## To do
No images are to be carried over; print all other material exactly as it stands.

## Recorded data
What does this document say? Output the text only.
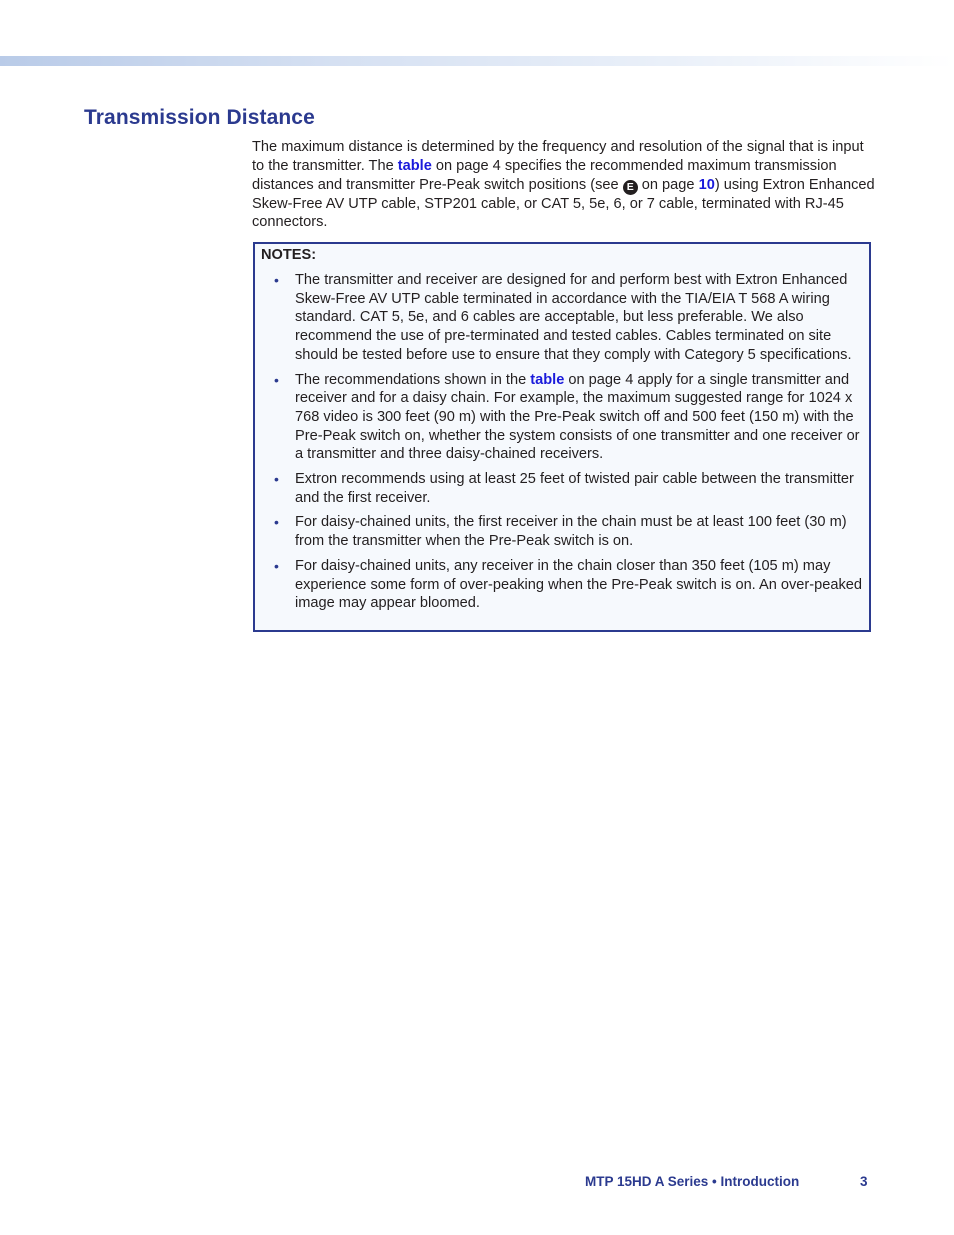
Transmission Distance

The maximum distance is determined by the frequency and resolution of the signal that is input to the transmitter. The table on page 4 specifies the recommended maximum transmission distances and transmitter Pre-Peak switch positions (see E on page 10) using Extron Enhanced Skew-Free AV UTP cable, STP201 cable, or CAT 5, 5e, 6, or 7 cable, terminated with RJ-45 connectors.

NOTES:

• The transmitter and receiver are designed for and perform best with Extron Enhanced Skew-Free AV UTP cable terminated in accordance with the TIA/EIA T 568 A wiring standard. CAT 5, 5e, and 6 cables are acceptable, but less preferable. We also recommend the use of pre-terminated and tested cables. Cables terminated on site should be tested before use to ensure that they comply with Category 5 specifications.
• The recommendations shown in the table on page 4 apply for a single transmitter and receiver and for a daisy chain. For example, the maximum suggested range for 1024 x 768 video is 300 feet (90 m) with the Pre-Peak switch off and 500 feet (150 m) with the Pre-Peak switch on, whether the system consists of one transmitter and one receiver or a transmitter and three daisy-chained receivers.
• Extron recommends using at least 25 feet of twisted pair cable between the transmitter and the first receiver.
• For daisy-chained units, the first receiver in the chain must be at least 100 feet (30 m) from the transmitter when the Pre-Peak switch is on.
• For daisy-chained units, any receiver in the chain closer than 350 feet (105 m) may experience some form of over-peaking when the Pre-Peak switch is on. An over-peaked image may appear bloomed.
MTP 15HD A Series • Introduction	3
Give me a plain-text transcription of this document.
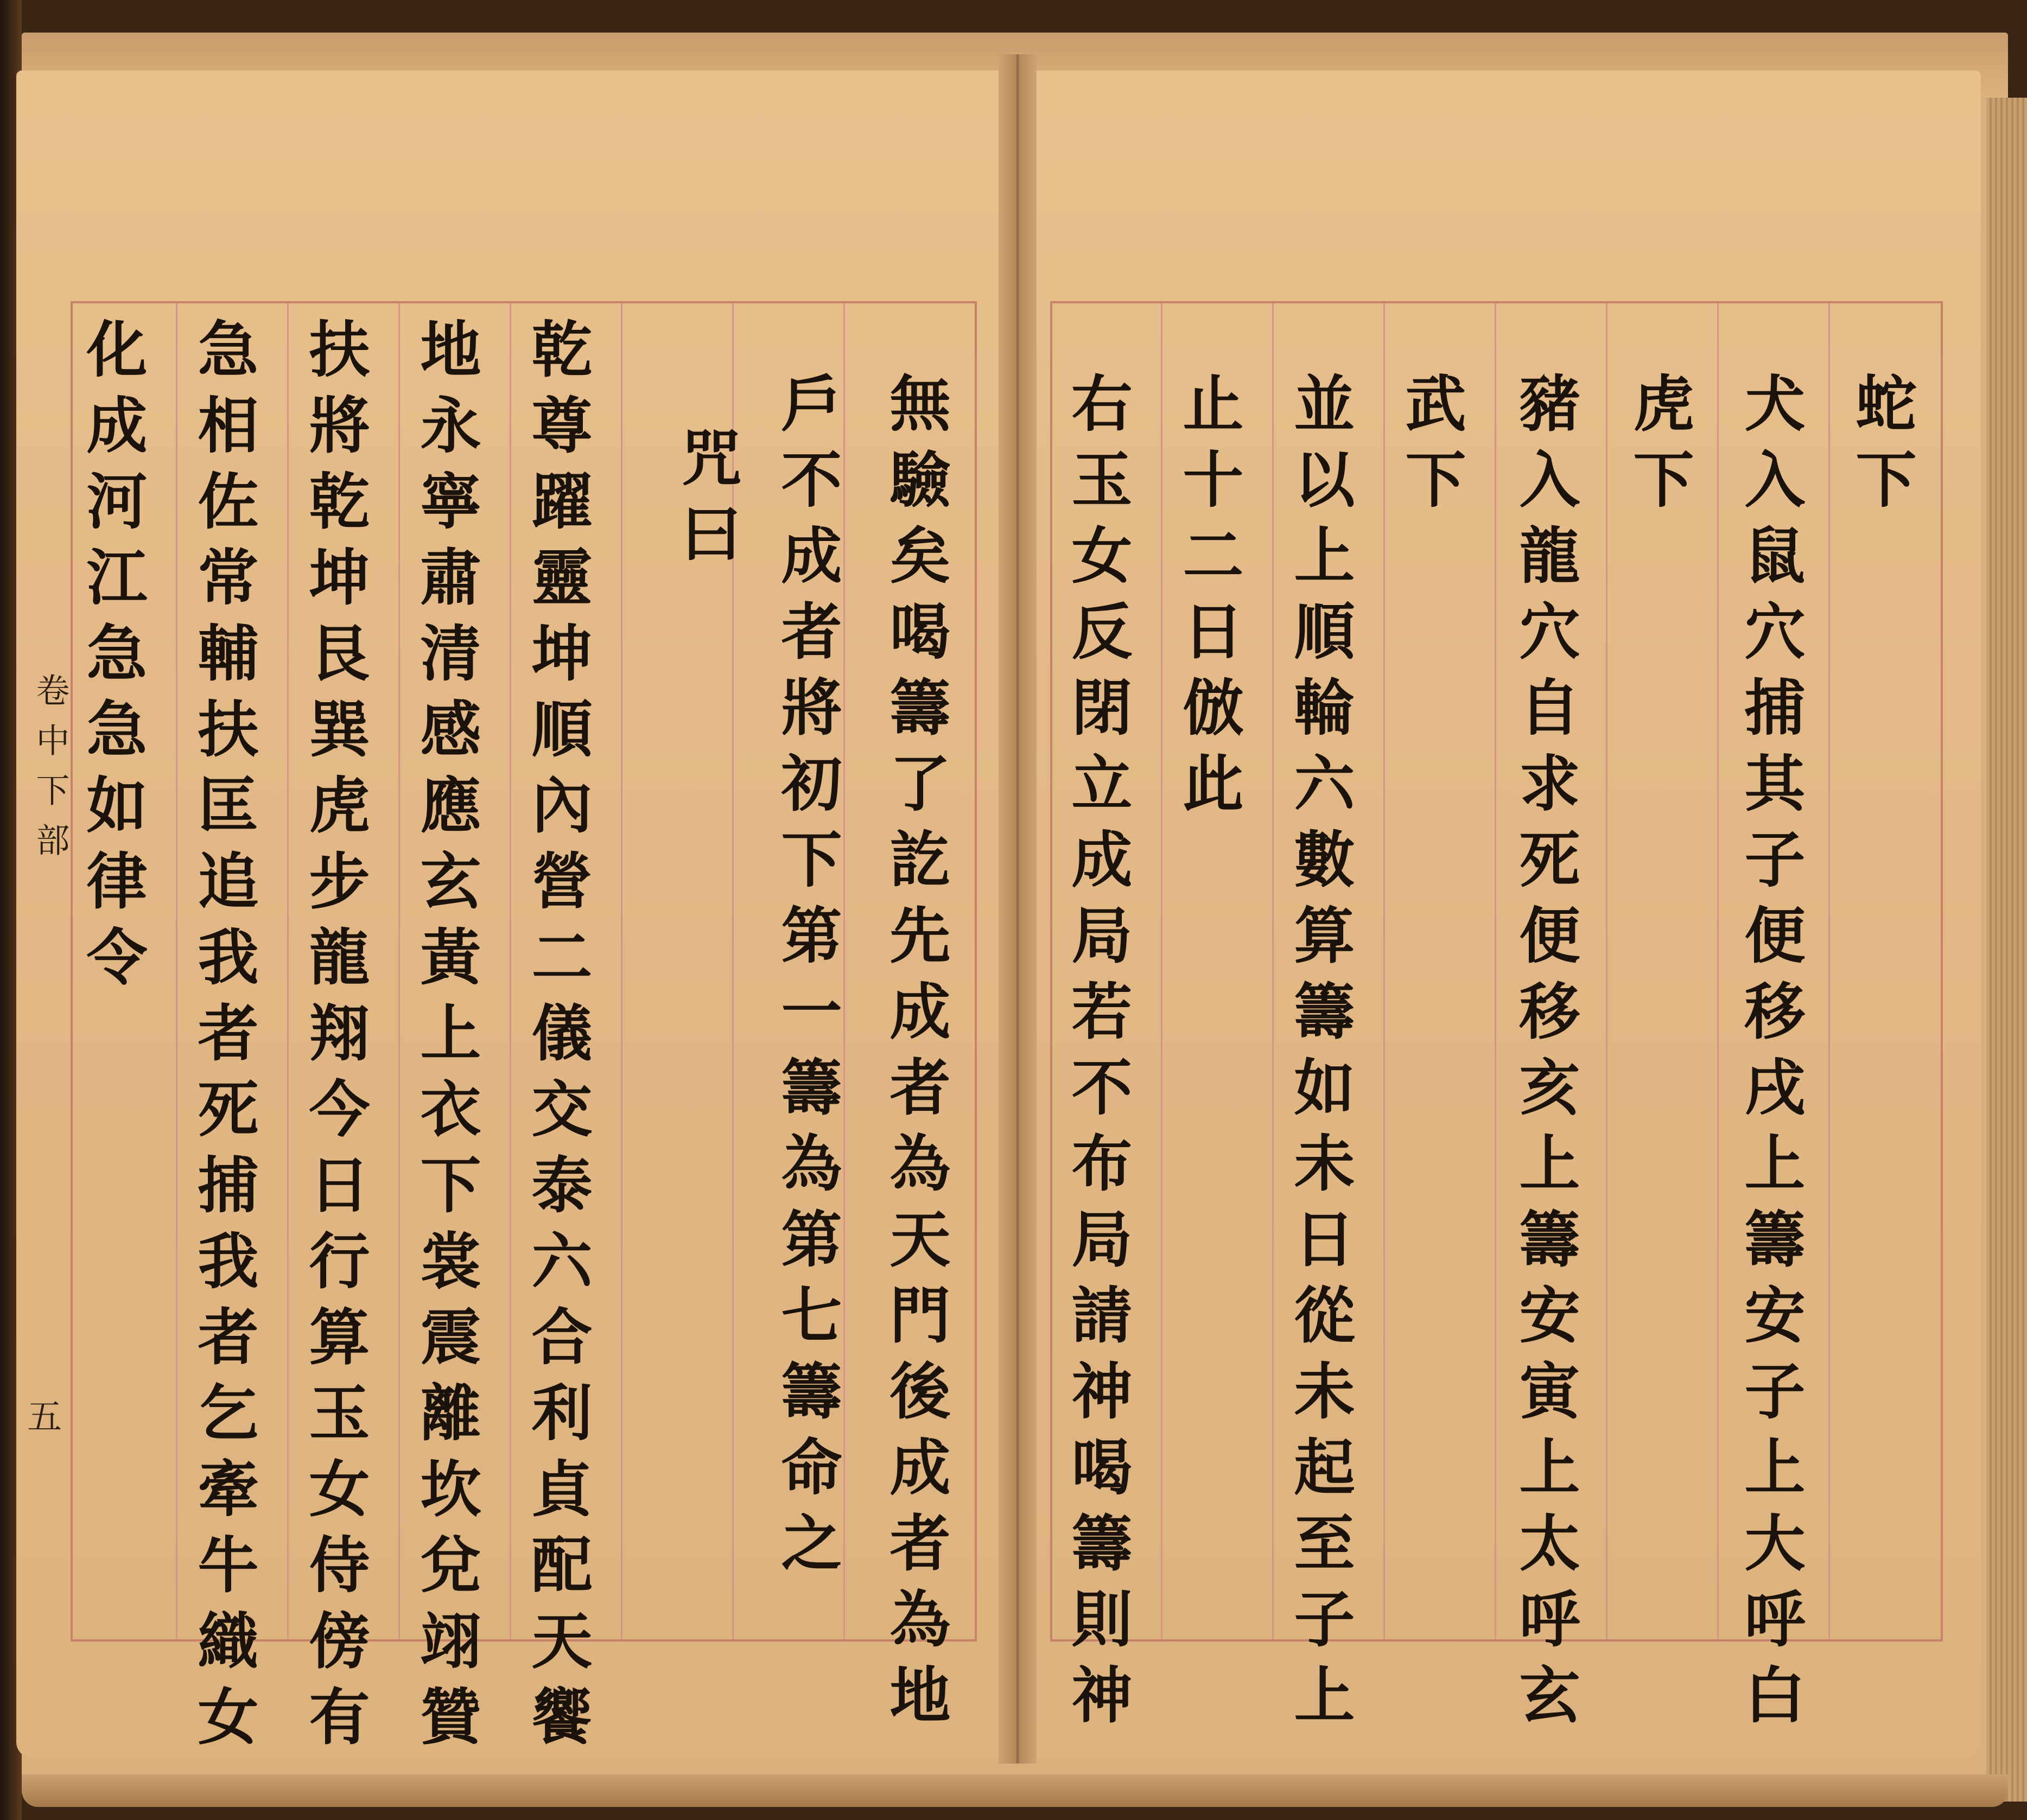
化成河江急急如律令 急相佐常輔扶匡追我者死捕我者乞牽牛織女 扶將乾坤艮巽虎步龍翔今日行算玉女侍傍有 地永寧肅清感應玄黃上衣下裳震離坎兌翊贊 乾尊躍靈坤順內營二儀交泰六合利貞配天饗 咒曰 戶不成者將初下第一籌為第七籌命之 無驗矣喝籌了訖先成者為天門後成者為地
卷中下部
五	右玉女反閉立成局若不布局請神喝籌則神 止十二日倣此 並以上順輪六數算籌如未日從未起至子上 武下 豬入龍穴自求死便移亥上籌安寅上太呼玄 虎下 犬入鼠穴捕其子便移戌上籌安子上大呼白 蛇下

## Task result
What does this document say? Output the text only.
Transmission Distance

The maximum distance is determined by the frequency and resolution of the signal that is input to the transmitter. The table on page 4 specifies the recommended maximum transmission distances and transmitter Pre-Peak switch positions (see E on page 10) using Extron Enhanced Skew-Free AV UTP cable, STP201 cable, or CAT 5, 5e, 6, or 7 cable, terminated with RJ-45 connectors.

NOTES:

• The transmitter and receiver are designed for and perform best with Extron Enhanced Skew-Free AV UTP cable terminated in accordance with the TIA/EIA T 568 A wiring standard. CAT 5, 5e, and 6 cables are acceptable, but less preferable. We also recommend the use of pre-terminated and tested cables. Cables terminated on site should be tested before use to ensure that they comply with Category 5 specifications.
• The recommendations shown in the table on page 4 apply for a single transmitter and receiver and for a daisy chain. For example, the maximum suggested range for 1024 x 768 video is 300 feet (90 m) with the Pre-Peak switch off and 500 feet (150 m) with the Pre-Peak switch on, whether the system consists of one transmitter and one receiver or a transmitter and three daisy-chained receivers.
• Extron recommends using at least 25 feet of twisted pair cable between the transmitter and the first receiver.
• For daisy-chained units, the first receiver in the chain must be at least 100 feet (30 m) from the transmitter when the Pre-Peak switch is on.
• For daisy-chained units, any receiver in the chain closer than 350 feet (105 m) may experience some form of over-peaking when the Pre-Peak switch is on. An over-peaked image may appear bloomed.
MTP 15HD A Series • Introduction	3
Give me a plain-text transcription of this document.
化成河江急急如律令 急相佐常輔扶匡追我者死捕我者乞牽牛織女 扶將乾坤艮巽虎步龍翔今日行算玉女侍傍有 地永寧肅清感應玄黃上衣下裳震離坎兌翊贊 乾尊躍靈坤順內營二儀交泰六合利貞配天饗 咒曰 戶不成者將初下第一籌為第七籌命之 無驗矣喝籌了訖先成者為天門後成者為地
卷中下部
五	右玉女反閉立成局若不布局請神喝籌則神 止十二日倣此 並以上順輪六數算籌如未日從未起至子上 武下 豬入龍穴自求死便移亥上籌安寅上太呼玄 虎下 犬入鼠穴捕其子便移戌上籌安子上大呼白 蛇下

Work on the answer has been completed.